** start **
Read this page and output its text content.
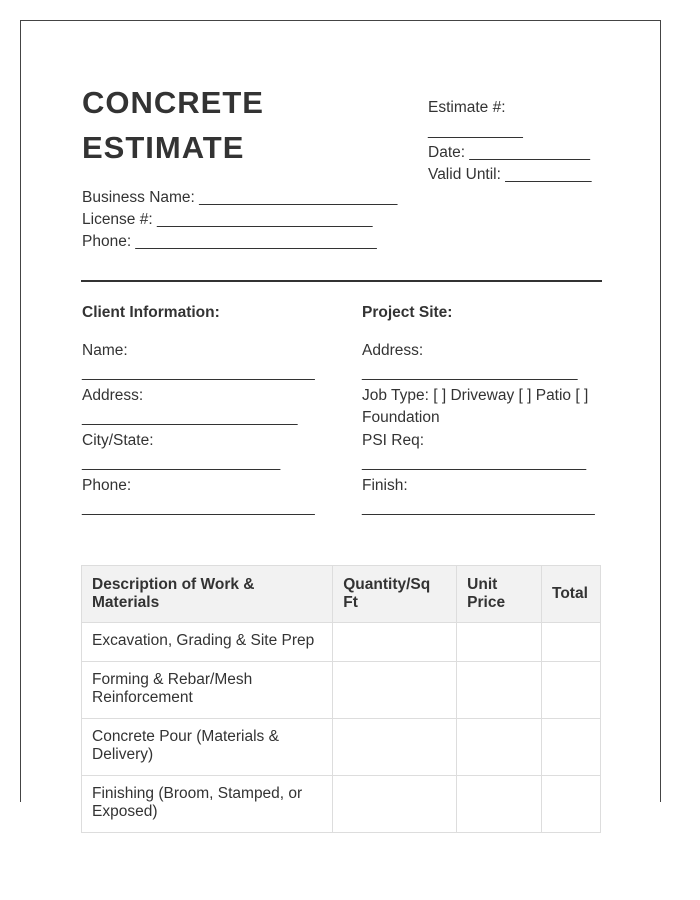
CONCRETE
ESTIMATE
Business Name: _______________________
License #: _________________________
Phone: ____________________________
Estimate #:
___________
Date: ______________
Valid Until: __________
Client Information:
Name:
___________________________
Address:
_________________________
City/State:
_______________________
Phone:
___________________________
Project Site:
Address:
_________________________
Job Type: [ ] Driveway [ ] Patio [ ]
Foundation
PSI Req:
__________________________
Finish:
___________________________
Description of Work & Materials	Quantity/Sq Ft	Unit Price	Total
Excavation, Grading & Site Prep			
Forming & Rebar/Mesh Reinforcement			
Concrete Pour (Materials & Delivery)			
Finishing (Broom, Stamped, or Exposed)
** end **
* Directive: Tally the lines in these entries that have the string "Materials" in them, then answer with the count and nothing else.

* The result: 2